Problem statement:
Transcribe every line of the records verbatim.

Data provided:
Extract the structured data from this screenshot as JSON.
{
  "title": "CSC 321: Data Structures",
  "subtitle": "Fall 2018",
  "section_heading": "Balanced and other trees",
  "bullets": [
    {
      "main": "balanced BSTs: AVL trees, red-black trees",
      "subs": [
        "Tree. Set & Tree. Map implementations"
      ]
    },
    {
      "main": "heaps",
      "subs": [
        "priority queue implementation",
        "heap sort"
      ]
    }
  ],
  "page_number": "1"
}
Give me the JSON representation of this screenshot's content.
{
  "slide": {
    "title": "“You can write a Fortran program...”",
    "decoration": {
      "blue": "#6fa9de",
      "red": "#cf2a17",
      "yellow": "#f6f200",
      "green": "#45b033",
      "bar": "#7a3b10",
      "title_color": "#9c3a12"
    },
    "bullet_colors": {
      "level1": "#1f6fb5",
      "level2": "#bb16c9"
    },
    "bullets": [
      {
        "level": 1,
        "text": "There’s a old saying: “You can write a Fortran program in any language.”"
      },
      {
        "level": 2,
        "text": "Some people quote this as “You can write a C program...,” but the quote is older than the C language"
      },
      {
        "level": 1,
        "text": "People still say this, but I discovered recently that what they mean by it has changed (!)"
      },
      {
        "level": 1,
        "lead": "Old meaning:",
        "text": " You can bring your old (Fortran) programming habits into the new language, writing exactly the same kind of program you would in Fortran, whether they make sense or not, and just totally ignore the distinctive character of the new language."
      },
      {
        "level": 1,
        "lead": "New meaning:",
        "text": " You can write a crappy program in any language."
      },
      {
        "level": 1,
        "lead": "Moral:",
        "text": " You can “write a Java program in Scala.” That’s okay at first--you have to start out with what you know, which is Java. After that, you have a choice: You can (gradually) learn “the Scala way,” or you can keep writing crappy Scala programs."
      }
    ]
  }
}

The completed task:
Extract the structured data from this screenshot as JSON.
{
  "title": "CSC 321: Data Structures",
  "subtitle": "Fall 2018",
  "section_heading": "Balanced and other trees",
  "bullets": [
    {
      "main": "balanced BSTs: AVL trees, red-black trees",
      "subs": [
        "Tree. Set & Tree. Map implementations"
      ]
    },
    {
      "main": "heaps",
      "subs": [
        "priority queue implementation",
        "heap sort"
      ]
    }
  ],
  "page_number": "1"
}
Give me the JSON representation of this screenshot's content.
{
  "slide": {
    "title": "“You can write a Fortran program...”",
    "decoration": {
      "blue": "#6fa9de",
      "red": "#cf2a17",
      "yellow": "#f6f200",
      "green": "#45b033",
      "bar": "#7a3b10",
      "title_color": "#9c3a12"
    },
    "bullet_colors": {
      "level1": "#1f6fb5",
      "level2": "#bb16c9"
    },
    "bullets": [
      {
        "level": 1,
        "text": "There’s a old saying: “You can write a Fortran program in any language.”"
      },
      {
        "level": 2,
        "text": "Some people quote this as “You can write a C program...,” but the quote is older than the C language"
      },
      {
        "level": 1,
        "text": "People still say this, but I discovered recently that what they mean by it has changed (!)"
      },
      {
        "level": 1,
        "lead": "Old meaning:",
        "text": " You can bring your old (Fortran) programming habits into the new language, writing exactly the same kind of program you would in Fortran, whether they make sense or not, and just totally ignore the distinctive character of the new language."
      },
      {
        "level": 1,
        "lead": "New meaning:",
        "text": " You can write a crappy program in any language."
      },
      {
        "level": 1,
        "lead": "Moral:",
        "text": " You can “write a Java program in Scala.” That’s okay at first--you have to start out with what you know, which is Java. After that, you have a choice: You can (gradually) learn “the Scala way,” or you can keep writing crappy Scala programs."
      }
    ]
  }
}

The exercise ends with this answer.